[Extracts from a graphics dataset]
━━━━

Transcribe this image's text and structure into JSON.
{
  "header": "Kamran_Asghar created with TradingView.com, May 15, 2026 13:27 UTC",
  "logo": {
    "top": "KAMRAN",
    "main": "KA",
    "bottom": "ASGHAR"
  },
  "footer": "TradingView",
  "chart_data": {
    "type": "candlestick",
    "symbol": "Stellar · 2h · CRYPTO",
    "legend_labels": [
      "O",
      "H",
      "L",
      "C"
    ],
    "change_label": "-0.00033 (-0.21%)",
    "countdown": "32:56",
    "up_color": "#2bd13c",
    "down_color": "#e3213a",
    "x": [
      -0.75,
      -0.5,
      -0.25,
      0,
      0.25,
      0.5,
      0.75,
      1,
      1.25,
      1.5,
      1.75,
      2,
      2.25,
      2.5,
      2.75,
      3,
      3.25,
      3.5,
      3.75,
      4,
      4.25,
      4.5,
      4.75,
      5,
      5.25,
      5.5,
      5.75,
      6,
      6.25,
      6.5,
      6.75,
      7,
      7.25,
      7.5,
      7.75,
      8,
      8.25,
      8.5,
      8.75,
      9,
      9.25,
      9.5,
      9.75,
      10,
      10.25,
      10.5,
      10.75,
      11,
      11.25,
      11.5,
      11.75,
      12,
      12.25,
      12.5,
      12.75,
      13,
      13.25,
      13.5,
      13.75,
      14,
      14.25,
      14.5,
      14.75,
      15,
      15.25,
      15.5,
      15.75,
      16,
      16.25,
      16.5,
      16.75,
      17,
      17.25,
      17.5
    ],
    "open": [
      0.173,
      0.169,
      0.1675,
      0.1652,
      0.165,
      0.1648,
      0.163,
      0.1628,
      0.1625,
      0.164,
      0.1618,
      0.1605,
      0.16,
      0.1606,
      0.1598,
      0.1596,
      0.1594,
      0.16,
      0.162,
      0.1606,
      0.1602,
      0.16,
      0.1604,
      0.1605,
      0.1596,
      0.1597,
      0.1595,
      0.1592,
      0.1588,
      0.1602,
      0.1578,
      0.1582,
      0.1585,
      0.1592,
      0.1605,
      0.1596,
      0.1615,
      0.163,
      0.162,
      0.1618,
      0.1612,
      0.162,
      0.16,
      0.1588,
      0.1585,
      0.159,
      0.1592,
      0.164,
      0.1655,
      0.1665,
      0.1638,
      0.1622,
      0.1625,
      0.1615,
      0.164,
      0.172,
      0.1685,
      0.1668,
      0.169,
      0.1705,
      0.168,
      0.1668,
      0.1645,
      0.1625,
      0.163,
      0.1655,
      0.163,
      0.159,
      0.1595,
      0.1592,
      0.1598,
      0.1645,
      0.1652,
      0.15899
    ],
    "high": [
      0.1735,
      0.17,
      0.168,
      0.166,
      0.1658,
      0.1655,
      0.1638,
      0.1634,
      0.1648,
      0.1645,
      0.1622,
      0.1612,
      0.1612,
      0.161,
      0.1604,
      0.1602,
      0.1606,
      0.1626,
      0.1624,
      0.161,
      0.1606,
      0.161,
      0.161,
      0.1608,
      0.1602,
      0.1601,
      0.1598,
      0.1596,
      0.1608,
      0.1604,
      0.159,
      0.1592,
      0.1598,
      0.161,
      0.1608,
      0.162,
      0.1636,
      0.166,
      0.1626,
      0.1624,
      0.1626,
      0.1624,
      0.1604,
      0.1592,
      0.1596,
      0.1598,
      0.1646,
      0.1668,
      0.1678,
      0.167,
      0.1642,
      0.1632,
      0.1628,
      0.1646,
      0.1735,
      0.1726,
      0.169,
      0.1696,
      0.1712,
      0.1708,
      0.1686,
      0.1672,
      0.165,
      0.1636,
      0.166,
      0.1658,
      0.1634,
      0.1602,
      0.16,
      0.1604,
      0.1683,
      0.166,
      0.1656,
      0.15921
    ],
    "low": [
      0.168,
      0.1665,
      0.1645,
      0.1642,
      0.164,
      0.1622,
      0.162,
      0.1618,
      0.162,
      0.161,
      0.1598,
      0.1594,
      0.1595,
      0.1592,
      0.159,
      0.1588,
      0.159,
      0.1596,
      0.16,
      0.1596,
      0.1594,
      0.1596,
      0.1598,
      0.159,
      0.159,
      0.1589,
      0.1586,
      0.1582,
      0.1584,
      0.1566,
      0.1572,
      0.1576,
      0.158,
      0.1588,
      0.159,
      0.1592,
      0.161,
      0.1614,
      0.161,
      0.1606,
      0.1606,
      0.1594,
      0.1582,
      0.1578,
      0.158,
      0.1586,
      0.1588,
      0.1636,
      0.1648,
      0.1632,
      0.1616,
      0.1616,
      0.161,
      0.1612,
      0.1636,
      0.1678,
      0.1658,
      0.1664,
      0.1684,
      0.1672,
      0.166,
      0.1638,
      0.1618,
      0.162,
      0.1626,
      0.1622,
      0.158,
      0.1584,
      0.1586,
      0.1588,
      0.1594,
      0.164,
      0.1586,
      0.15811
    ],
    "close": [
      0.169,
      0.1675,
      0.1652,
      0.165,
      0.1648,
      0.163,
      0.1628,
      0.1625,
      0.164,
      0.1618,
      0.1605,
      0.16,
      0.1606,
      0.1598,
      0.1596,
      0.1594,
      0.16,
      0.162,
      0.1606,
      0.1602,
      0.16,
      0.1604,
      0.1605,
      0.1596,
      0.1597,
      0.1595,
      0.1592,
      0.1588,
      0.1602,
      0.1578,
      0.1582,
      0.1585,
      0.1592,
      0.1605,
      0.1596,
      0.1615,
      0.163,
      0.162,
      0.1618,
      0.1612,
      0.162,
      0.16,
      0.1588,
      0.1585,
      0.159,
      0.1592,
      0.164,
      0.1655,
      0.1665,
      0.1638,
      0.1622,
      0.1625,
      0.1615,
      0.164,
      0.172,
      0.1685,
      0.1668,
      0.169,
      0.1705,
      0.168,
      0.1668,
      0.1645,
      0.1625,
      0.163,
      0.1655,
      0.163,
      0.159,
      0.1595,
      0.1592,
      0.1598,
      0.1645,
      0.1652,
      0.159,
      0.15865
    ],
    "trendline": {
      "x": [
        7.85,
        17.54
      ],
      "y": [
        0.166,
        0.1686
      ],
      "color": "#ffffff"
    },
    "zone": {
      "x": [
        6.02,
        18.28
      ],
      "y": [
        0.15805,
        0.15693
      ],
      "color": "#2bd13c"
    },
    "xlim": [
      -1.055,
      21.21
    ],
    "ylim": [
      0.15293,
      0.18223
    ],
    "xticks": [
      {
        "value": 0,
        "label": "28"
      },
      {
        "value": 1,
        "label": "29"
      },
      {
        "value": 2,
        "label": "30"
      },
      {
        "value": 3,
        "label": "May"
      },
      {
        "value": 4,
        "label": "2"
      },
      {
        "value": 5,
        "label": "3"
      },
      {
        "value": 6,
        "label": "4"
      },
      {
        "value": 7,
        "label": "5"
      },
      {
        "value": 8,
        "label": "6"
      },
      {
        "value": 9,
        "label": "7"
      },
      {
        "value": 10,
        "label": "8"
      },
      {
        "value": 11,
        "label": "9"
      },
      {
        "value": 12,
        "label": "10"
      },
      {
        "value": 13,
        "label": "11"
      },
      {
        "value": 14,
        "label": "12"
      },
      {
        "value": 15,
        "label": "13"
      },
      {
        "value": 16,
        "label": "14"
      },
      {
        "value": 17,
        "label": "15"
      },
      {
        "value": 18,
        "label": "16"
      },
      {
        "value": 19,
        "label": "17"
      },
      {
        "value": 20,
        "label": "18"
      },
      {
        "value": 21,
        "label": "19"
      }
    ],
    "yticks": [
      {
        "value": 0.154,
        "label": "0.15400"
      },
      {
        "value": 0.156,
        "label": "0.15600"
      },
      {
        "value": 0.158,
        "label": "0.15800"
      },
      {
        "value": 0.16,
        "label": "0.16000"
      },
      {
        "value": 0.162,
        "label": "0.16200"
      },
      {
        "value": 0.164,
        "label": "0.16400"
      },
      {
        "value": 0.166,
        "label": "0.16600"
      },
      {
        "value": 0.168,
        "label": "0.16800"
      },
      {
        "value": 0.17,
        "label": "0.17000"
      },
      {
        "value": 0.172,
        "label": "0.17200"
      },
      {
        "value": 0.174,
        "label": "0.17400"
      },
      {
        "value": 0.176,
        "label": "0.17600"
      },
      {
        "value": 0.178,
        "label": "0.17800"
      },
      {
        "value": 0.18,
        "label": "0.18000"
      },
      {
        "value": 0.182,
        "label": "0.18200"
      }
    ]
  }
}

━━━━

PROBLEM TO SOLVE: Only the number is wanted: how many lines of the material above include the word "TradingView"?

ANSWER TO THE TASK: 2